━━ DATA LINES
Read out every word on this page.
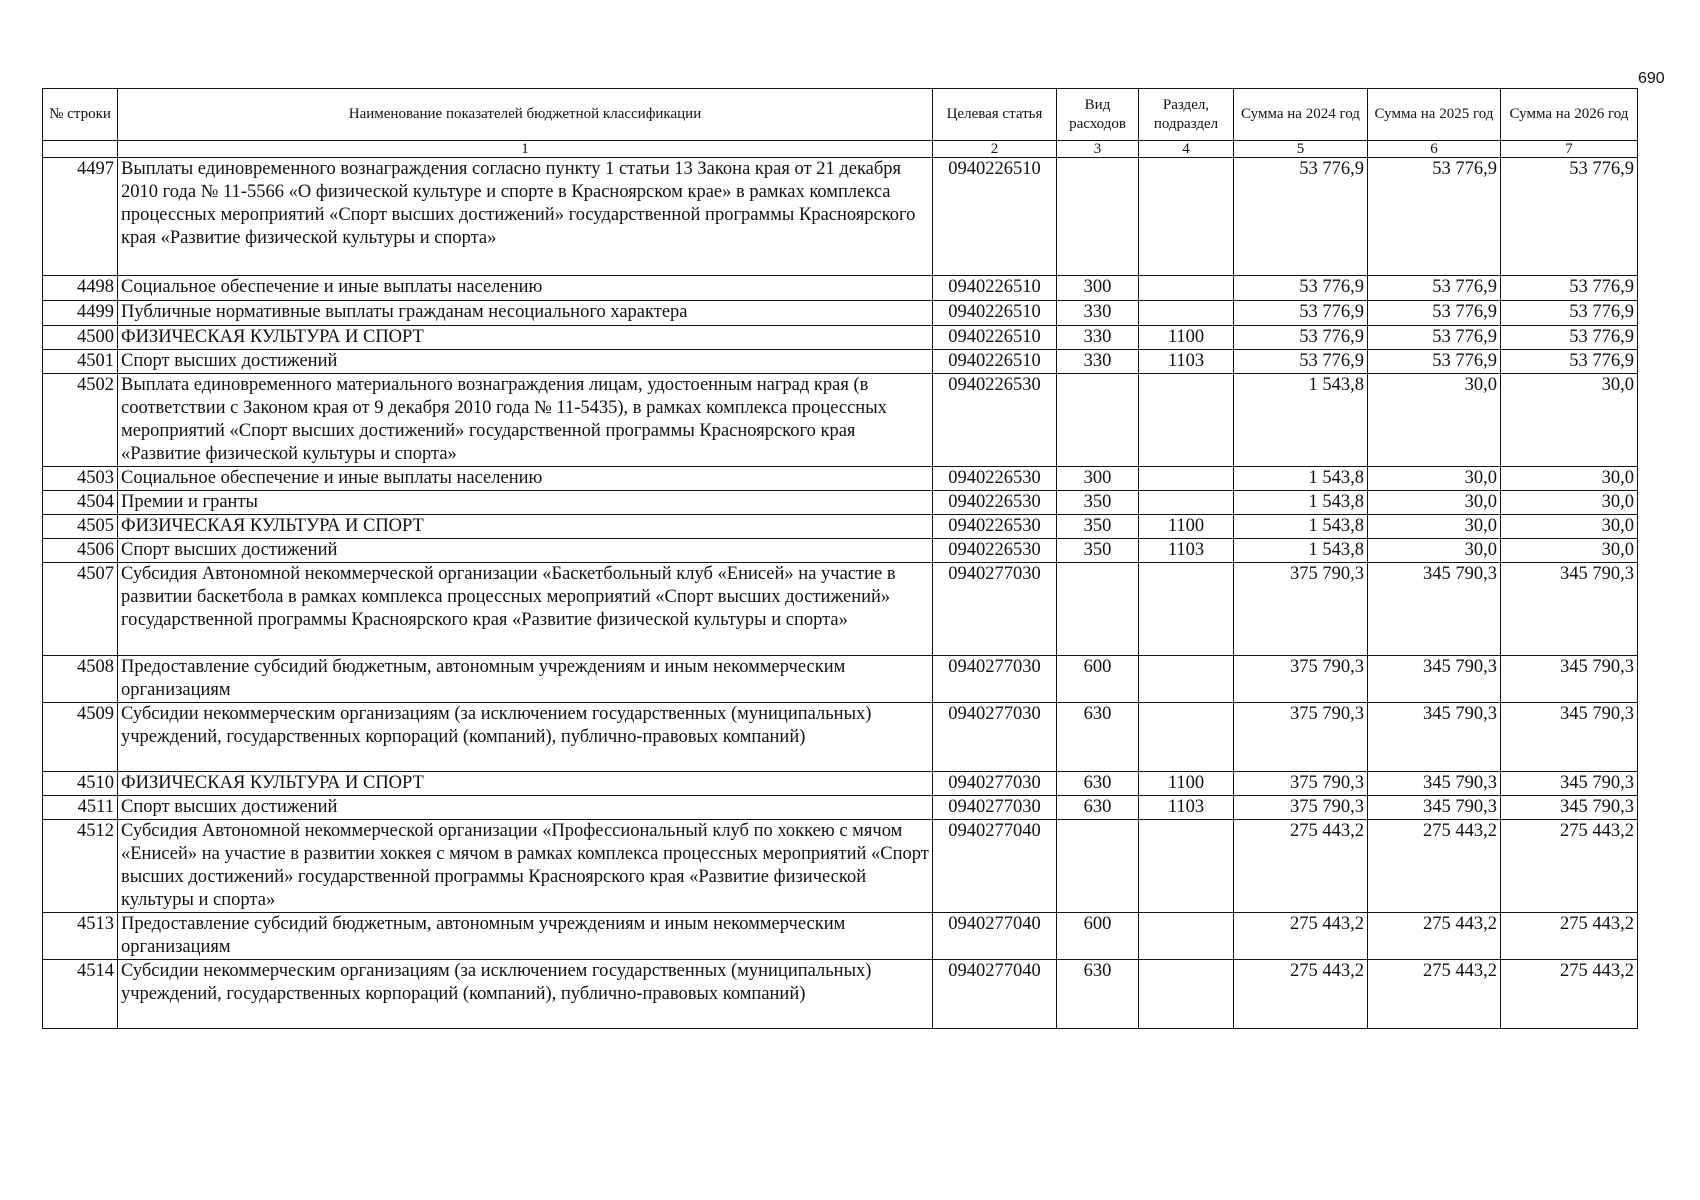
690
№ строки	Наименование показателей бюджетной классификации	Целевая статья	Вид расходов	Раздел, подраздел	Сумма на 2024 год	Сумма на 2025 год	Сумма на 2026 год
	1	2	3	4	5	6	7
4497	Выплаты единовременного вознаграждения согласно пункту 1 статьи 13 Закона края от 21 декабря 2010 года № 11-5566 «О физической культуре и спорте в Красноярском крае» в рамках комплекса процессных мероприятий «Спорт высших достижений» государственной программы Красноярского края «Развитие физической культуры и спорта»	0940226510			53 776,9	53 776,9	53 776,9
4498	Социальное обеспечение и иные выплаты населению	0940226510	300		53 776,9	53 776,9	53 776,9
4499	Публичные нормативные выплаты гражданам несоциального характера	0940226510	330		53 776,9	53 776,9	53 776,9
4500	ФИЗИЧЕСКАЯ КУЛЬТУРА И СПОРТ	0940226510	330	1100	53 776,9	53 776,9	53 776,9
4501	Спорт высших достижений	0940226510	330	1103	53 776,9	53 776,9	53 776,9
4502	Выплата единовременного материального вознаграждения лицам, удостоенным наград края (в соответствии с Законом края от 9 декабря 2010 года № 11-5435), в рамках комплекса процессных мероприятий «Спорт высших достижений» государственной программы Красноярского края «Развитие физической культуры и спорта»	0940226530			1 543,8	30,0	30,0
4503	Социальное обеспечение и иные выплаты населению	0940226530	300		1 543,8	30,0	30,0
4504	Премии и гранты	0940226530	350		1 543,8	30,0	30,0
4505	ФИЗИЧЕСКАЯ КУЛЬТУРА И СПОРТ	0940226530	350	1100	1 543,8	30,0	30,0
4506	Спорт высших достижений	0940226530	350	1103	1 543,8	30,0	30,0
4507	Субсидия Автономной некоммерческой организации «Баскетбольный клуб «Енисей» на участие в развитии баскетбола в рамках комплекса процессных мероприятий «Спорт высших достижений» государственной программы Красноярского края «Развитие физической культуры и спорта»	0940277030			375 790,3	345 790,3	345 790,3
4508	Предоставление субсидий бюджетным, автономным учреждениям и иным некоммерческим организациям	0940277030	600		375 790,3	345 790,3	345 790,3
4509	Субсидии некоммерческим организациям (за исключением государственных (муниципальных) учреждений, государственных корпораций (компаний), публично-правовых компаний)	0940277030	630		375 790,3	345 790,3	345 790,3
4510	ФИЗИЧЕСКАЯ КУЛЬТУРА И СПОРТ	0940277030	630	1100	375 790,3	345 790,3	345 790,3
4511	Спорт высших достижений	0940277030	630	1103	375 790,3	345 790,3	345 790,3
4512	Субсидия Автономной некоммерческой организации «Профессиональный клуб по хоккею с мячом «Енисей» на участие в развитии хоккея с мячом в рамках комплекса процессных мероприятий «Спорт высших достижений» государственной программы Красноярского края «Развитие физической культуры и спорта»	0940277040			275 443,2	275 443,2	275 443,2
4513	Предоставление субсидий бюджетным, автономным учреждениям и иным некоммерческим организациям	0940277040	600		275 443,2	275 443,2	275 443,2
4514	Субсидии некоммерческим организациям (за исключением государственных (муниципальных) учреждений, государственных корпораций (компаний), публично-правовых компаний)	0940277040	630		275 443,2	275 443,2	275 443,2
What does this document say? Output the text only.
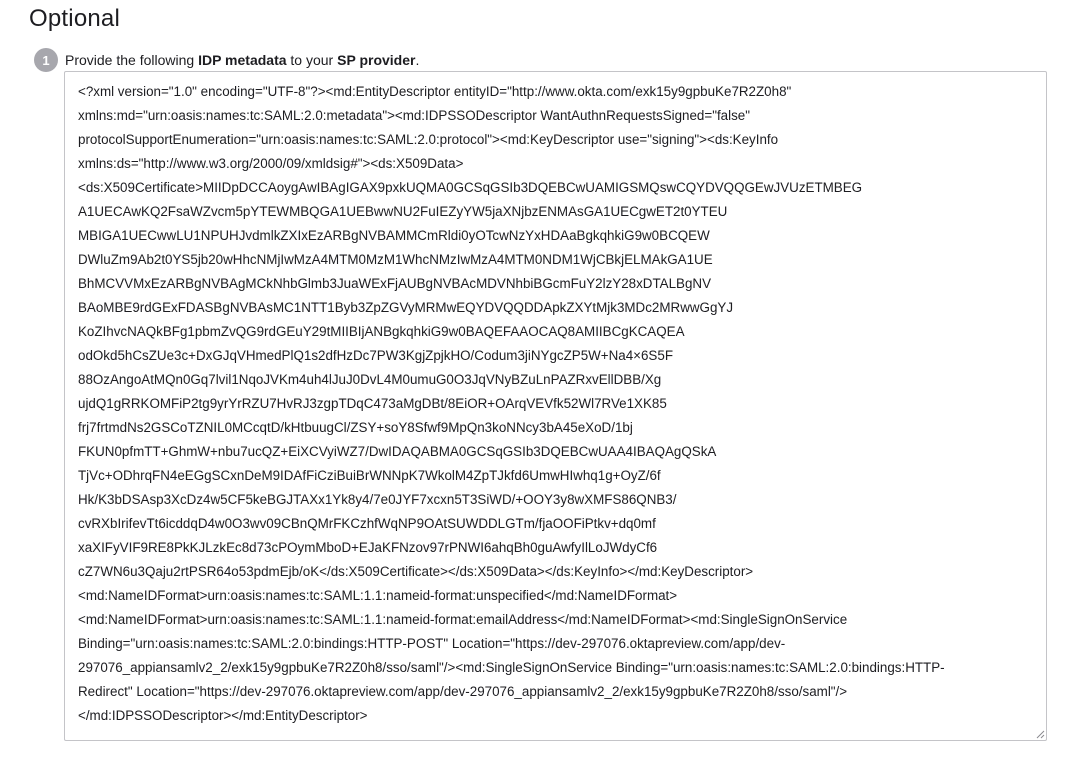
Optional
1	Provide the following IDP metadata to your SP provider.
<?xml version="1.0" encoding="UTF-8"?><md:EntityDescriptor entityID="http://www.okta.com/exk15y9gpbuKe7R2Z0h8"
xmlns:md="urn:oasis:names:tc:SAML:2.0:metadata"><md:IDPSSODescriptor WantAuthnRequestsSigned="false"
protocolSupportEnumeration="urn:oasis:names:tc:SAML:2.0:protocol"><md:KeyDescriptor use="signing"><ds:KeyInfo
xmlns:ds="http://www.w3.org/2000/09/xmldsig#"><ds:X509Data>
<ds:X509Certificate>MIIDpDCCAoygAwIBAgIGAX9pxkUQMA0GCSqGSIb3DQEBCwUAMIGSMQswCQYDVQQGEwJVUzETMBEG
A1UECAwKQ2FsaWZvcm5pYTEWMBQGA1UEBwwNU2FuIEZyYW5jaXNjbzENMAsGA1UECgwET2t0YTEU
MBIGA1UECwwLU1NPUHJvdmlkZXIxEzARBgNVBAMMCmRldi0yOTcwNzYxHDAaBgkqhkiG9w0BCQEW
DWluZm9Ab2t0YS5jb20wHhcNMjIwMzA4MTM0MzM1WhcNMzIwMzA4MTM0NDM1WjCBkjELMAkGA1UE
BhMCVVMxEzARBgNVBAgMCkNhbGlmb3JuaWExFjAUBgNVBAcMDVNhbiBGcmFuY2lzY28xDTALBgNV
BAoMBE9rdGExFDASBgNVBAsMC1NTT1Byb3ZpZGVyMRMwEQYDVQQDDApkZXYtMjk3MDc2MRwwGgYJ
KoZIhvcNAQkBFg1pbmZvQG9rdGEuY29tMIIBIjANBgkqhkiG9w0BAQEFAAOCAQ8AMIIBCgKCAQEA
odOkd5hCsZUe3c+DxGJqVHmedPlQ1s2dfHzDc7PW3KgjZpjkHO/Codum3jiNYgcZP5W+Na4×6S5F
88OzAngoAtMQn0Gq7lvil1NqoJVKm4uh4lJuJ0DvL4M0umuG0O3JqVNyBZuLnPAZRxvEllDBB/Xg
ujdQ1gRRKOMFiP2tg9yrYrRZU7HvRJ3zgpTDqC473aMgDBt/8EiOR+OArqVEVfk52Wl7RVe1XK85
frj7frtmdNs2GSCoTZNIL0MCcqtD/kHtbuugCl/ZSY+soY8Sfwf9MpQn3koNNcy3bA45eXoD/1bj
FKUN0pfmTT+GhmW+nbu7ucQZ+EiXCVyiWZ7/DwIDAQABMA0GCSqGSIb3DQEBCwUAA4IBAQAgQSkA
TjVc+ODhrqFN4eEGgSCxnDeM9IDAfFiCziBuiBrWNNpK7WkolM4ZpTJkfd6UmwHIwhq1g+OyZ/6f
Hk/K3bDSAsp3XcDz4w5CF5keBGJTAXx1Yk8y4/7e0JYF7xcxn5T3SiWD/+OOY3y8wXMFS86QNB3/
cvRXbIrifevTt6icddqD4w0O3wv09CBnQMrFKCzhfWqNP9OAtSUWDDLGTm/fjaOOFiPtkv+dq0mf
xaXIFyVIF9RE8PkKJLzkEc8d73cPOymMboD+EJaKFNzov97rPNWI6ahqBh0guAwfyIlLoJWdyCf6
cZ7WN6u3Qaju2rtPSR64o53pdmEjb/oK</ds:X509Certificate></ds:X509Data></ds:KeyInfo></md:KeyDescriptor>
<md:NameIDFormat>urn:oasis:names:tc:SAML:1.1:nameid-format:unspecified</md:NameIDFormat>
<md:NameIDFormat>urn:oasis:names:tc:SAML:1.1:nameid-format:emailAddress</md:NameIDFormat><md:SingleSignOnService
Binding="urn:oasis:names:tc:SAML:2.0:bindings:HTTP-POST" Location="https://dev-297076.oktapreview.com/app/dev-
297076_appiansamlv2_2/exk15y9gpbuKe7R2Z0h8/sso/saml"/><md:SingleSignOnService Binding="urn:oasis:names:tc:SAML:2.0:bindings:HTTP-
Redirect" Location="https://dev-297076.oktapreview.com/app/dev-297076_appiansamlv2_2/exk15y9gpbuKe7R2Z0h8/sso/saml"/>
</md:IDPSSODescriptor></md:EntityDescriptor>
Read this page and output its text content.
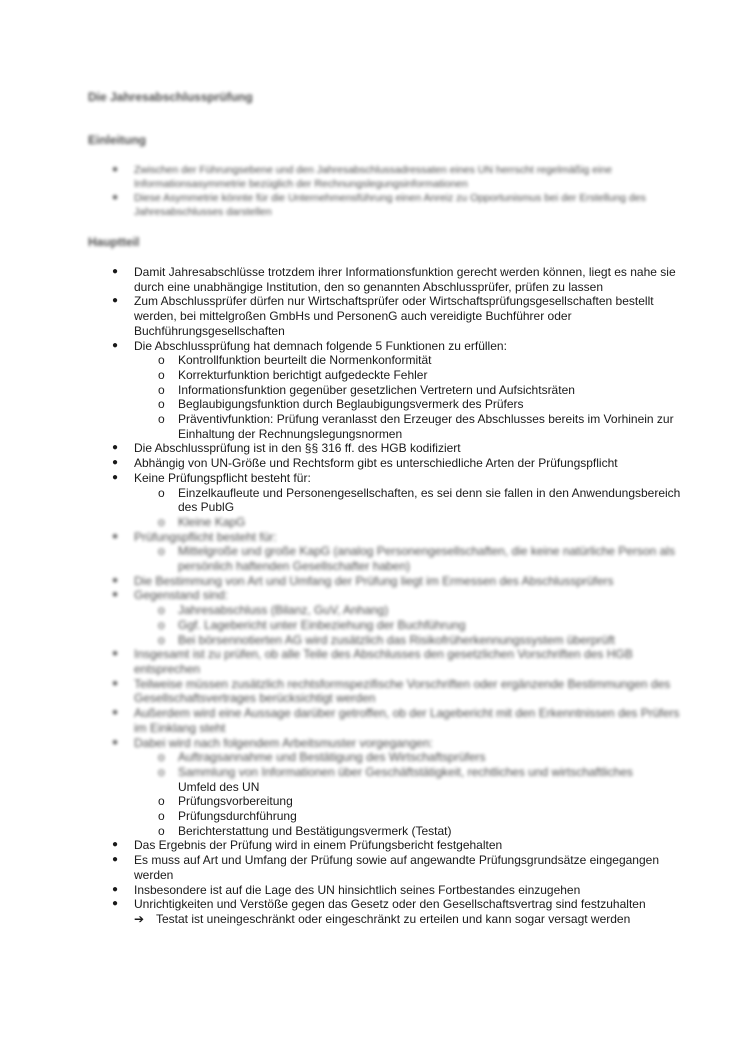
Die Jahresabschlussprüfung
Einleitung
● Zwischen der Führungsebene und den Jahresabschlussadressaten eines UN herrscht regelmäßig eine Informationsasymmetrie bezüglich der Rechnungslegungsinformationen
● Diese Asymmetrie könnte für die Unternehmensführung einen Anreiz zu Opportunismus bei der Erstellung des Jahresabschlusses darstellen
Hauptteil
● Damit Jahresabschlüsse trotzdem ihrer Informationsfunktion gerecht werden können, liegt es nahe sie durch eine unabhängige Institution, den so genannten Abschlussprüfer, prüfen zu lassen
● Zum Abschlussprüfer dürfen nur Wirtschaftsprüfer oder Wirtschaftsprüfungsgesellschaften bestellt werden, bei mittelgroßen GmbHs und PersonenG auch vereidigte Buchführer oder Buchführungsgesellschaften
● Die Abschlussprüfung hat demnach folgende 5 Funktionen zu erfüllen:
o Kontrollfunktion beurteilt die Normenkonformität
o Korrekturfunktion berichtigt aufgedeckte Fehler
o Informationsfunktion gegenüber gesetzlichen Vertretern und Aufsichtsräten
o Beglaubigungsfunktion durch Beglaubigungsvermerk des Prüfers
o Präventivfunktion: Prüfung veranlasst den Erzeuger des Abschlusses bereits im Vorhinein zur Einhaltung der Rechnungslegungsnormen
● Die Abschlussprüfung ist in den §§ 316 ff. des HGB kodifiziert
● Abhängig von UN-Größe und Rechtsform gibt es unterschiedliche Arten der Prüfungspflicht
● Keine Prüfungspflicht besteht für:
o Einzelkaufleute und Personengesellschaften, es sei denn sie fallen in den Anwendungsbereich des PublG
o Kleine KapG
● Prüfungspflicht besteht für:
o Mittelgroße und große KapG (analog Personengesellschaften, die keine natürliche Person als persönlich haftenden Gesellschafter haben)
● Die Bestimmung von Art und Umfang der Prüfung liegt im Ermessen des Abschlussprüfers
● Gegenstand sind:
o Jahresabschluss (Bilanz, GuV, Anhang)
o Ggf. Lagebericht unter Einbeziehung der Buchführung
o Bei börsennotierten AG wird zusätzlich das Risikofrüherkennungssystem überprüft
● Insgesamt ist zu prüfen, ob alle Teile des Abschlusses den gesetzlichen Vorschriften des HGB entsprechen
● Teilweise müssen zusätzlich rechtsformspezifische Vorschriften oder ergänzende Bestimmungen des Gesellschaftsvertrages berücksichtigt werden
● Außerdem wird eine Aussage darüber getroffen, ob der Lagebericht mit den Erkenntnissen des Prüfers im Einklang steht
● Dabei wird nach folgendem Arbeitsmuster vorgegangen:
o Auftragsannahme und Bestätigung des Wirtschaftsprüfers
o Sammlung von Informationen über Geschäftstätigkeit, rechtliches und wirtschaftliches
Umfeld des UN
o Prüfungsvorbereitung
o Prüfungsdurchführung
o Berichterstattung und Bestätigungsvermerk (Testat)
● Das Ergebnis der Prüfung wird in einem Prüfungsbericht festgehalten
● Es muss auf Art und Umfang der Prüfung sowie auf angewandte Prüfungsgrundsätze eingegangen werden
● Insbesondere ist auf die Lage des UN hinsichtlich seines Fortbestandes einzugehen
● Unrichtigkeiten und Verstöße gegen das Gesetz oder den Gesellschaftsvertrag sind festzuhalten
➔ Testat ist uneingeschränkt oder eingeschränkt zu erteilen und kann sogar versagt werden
━━━━
What is the number of lines in the listing above that contain the string "EntityDescriptor"? Give only the number.

2